§ What is required: Read through the records below and copy each line that uses the word "реконструируемых".

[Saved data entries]
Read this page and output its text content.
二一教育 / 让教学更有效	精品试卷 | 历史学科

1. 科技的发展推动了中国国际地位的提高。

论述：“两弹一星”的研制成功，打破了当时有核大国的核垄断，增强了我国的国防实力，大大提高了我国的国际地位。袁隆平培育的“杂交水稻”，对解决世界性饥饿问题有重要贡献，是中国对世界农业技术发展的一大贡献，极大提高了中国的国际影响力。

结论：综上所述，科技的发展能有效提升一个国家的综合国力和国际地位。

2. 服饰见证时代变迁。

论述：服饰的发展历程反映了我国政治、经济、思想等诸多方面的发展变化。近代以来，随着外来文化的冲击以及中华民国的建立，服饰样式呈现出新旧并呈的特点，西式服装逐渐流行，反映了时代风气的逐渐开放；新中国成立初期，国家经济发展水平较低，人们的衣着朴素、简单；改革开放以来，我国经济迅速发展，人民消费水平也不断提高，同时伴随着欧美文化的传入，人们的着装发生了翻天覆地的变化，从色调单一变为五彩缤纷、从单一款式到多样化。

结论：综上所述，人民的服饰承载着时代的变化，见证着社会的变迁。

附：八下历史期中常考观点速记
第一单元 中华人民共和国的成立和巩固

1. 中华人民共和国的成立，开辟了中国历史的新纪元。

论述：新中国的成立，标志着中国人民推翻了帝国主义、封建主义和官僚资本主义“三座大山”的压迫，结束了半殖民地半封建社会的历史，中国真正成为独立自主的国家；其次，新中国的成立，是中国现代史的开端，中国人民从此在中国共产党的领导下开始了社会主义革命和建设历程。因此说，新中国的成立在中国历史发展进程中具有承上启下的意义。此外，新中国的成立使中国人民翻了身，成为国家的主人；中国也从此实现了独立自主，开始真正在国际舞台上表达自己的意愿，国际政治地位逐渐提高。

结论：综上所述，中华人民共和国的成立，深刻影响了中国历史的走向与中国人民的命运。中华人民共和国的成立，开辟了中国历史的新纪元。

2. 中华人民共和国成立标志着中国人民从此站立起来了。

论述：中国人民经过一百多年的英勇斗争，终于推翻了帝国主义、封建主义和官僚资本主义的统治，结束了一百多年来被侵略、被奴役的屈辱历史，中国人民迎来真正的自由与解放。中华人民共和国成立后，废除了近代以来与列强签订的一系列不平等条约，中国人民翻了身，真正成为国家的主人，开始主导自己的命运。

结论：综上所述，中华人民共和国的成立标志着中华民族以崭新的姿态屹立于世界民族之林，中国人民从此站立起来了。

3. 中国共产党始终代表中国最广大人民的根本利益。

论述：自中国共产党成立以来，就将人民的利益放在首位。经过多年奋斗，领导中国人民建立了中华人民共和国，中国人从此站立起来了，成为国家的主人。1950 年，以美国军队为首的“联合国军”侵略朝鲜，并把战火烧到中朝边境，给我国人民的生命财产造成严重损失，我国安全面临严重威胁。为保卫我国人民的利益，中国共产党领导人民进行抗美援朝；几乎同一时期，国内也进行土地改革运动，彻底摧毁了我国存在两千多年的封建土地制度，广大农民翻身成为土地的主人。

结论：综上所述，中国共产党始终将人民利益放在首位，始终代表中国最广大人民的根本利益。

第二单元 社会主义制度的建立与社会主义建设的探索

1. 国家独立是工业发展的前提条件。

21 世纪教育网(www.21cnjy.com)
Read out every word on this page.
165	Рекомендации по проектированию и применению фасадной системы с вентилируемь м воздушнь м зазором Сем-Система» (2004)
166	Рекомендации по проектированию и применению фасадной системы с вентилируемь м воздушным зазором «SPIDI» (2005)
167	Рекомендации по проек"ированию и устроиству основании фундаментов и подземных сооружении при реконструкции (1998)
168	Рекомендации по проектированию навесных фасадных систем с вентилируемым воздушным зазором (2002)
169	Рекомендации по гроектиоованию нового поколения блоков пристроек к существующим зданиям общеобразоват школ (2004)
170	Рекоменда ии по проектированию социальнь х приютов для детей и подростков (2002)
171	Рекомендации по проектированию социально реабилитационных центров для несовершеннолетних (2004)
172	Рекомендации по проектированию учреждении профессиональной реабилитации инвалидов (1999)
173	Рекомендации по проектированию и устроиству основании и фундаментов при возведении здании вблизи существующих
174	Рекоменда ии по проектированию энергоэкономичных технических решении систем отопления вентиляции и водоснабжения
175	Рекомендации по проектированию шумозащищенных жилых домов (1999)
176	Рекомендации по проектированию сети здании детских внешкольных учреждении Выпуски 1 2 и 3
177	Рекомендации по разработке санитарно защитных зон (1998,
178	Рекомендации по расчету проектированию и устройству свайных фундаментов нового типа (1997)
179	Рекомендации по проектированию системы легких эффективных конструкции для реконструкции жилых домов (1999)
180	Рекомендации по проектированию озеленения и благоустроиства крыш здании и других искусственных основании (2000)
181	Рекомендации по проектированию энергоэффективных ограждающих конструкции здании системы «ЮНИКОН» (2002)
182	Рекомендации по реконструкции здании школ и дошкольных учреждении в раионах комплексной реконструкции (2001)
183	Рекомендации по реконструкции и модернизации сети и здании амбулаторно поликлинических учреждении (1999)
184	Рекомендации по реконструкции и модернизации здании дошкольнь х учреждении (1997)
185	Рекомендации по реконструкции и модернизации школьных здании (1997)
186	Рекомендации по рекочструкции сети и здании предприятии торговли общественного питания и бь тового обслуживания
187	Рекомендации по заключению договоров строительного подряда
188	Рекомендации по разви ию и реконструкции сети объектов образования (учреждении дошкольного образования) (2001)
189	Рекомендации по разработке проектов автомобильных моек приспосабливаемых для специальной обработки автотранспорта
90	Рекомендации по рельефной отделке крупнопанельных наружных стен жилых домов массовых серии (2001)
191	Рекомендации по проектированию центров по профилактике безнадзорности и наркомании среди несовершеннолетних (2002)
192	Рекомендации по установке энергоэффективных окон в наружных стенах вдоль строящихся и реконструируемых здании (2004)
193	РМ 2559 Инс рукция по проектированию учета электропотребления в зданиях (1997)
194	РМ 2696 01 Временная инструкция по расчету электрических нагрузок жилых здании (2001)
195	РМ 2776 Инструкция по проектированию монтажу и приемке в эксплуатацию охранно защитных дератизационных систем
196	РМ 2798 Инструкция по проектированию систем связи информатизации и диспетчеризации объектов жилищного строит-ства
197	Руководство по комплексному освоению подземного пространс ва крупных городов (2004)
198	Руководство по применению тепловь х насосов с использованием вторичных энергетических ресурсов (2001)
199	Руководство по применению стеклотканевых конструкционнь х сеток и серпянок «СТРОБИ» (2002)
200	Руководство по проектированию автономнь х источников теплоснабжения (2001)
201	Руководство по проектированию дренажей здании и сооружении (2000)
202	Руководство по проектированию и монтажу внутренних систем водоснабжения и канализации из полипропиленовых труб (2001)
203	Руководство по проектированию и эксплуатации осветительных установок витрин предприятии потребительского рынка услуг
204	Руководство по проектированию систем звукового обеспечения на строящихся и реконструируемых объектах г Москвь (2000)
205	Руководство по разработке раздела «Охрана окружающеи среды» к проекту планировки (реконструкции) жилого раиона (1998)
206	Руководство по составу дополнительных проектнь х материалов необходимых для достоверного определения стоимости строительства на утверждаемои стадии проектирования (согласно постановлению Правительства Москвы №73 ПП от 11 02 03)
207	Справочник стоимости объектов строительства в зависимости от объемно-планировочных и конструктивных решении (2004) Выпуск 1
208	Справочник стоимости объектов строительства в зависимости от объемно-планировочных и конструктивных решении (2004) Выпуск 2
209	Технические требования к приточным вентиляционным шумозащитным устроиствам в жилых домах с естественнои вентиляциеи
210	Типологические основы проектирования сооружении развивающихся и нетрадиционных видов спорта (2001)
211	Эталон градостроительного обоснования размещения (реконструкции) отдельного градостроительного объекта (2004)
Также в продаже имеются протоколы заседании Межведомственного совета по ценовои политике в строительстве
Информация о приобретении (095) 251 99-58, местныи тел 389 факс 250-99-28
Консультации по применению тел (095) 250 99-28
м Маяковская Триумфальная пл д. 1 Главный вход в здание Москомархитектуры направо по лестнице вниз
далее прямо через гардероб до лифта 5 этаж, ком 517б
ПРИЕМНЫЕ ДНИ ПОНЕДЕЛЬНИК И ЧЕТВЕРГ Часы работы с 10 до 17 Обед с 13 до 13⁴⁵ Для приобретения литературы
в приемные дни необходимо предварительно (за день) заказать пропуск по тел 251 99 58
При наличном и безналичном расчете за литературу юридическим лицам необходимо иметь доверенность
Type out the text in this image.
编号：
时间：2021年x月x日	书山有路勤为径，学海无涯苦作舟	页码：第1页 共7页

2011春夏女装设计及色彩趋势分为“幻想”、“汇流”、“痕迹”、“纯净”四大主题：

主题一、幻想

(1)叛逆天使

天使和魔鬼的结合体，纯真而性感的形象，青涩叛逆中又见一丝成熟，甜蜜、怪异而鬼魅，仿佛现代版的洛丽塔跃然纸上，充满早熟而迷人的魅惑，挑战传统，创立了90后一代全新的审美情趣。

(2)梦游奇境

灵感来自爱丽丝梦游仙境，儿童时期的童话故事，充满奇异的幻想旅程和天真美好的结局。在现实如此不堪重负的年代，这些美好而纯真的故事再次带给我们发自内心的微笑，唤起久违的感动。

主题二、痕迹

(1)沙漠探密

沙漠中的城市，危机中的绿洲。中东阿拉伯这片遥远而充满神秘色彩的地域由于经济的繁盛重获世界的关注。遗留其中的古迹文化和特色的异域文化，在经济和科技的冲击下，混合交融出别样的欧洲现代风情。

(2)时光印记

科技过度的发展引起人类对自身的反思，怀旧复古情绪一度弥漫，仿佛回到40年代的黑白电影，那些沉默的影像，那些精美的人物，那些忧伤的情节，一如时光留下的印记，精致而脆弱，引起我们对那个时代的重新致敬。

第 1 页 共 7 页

§ Exercise answer:
192	Рекомендации по установке энергоэффективных окон в наружных стенах вдоль строящихся и реконструируемых здании (2004)
204	Руководство по проектированию систем звукового обеспечения на строящихся и реконструируемых объектах г Москвь (2000)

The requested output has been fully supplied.